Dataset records
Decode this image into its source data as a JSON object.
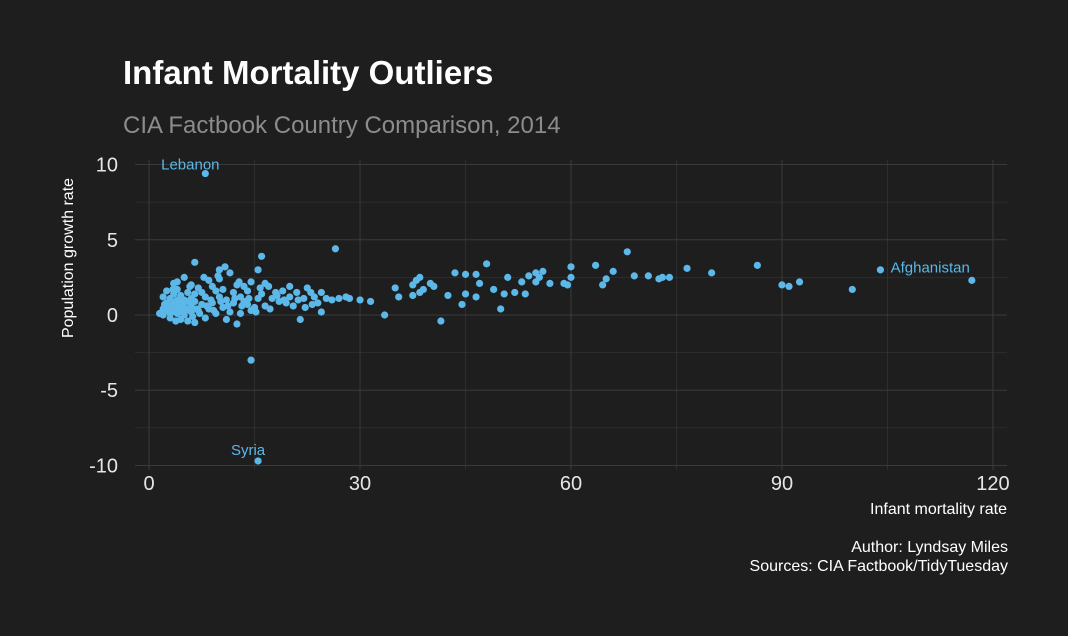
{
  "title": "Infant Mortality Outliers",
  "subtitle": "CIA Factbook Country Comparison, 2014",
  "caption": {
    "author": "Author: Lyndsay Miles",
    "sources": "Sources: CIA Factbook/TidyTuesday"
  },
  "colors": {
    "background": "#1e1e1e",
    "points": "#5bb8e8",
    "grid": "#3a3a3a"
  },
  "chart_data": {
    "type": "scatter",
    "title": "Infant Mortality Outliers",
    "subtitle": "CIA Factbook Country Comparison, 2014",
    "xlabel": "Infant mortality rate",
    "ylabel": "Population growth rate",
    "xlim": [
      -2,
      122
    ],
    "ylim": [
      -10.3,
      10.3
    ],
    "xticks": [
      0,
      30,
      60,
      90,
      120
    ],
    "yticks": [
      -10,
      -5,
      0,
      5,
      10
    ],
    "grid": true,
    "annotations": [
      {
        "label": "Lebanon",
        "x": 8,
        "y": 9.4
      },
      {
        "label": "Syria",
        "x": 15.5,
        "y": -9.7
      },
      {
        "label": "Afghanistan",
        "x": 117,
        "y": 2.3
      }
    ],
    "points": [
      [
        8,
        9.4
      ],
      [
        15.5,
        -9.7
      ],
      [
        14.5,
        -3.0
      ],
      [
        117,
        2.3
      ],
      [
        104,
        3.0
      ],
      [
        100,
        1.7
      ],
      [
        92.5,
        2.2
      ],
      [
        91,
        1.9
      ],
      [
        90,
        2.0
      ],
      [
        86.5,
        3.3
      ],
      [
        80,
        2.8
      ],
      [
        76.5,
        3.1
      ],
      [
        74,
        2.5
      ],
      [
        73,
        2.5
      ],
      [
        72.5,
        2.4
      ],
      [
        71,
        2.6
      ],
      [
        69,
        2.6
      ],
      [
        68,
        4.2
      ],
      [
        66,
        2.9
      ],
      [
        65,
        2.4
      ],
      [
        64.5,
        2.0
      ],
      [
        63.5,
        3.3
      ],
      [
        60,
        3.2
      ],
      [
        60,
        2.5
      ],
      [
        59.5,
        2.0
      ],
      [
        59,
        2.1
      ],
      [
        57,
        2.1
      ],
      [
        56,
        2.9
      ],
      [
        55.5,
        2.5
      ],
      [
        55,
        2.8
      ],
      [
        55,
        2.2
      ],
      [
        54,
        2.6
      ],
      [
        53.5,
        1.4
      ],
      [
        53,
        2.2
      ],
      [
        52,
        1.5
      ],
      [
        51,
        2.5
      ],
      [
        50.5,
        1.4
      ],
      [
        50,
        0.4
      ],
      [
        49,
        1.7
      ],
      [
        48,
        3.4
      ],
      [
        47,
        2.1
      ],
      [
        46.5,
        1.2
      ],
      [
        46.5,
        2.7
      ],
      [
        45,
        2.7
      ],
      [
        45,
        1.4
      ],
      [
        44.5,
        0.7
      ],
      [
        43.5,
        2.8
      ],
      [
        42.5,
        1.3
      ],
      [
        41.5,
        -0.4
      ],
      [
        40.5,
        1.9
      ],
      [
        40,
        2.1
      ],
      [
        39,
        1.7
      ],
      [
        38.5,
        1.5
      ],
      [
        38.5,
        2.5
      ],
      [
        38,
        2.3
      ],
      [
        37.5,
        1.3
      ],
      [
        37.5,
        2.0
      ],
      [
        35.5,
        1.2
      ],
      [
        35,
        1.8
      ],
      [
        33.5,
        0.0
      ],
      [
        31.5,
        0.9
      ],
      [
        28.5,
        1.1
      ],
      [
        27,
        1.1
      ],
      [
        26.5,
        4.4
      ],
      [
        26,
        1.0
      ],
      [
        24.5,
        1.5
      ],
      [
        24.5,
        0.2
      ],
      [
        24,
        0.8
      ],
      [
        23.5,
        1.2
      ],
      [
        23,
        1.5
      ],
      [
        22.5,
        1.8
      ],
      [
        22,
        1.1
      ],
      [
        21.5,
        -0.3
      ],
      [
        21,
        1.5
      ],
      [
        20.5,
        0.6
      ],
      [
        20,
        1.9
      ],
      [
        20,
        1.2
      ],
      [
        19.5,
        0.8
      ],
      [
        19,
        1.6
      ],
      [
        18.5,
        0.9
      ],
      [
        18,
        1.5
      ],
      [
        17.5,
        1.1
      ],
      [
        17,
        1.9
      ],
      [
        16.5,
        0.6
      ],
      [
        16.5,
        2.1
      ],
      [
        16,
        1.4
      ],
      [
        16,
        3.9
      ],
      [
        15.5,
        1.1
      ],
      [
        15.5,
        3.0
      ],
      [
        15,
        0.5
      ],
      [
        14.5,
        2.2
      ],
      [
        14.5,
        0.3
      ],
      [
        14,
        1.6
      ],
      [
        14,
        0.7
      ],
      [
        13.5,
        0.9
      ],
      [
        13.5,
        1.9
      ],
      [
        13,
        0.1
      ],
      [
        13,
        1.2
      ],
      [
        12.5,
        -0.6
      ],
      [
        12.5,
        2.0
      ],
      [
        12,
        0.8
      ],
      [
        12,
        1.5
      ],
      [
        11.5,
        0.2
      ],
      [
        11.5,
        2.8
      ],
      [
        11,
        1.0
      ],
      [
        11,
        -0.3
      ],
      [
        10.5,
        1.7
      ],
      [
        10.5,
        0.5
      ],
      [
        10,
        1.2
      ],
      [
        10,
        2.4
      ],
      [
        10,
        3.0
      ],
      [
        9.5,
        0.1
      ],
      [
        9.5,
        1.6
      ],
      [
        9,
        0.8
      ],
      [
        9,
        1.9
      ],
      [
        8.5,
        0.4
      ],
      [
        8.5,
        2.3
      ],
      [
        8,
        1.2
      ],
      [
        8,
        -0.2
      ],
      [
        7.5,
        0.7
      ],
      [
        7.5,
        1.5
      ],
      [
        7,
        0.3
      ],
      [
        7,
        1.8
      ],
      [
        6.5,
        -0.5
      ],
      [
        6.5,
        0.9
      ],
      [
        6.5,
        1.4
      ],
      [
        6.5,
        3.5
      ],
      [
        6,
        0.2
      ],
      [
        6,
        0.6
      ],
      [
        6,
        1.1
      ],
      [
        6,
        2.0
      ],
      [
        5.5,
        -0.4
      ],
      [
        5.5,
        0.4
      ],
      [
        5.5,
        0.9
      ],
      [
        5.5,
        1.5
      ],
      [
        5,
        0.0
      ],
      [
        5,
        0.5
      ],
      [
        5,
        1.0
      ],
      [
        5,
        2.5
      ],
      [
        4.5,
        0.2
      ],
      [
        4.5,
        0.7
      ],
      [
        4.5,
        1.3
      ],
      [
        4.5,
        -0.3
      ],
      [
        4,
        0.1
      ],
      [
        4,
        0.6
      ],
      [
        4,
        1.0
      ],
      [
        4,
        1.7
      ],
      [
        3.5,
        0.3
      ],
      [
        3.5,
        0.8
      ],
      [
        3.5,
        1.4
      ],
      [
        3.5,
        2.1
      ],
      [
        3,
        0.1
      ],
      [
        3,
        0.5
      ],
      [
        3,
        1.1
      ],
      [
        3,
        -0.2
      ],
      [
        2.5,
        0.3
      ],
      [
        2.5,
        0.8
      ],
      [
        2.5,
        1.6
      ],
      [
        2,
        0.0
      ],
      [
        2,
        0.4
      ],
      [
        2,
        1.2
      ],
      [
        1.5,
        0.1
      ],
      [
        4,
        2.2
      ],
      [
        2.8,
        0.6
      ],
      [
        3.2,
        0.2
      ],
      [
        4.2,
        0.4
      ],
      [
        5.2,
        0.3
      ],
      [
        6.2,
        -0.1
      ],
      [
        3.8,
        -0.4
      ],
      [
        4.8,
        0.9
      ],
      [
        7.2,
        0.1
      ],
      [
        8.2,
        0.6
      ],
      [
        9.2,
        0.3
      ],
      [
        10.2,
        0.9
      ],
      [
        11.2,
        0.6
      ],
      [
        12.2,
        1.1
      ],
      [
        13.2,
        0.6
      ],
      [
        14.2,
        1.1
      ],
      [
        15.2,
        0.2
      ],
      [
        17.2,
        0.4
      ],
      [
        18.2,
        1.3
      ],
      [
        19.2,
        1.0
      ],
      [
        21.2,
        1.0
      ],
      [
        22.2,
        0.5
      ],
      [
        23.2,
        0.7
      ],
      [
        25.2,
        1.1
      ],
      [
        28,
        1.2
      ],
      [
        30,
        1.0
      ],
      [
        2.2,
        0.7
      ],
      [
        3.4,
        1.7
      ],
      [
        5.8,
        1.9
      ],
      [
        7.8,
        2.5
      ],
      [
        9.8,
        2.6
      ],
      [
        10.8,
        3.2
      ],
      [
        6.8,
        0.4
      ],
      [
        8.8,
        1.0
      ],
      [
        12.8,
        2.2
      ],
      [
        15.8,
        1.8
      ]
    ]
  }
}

Objective: Where a line in the material above holds "subtitle", copy that line.

Output:
  "subtitle": "CIA Factbook Country Comparison, 2014",
    "subtitle": "CIA Factbook Country Comparison, 2014",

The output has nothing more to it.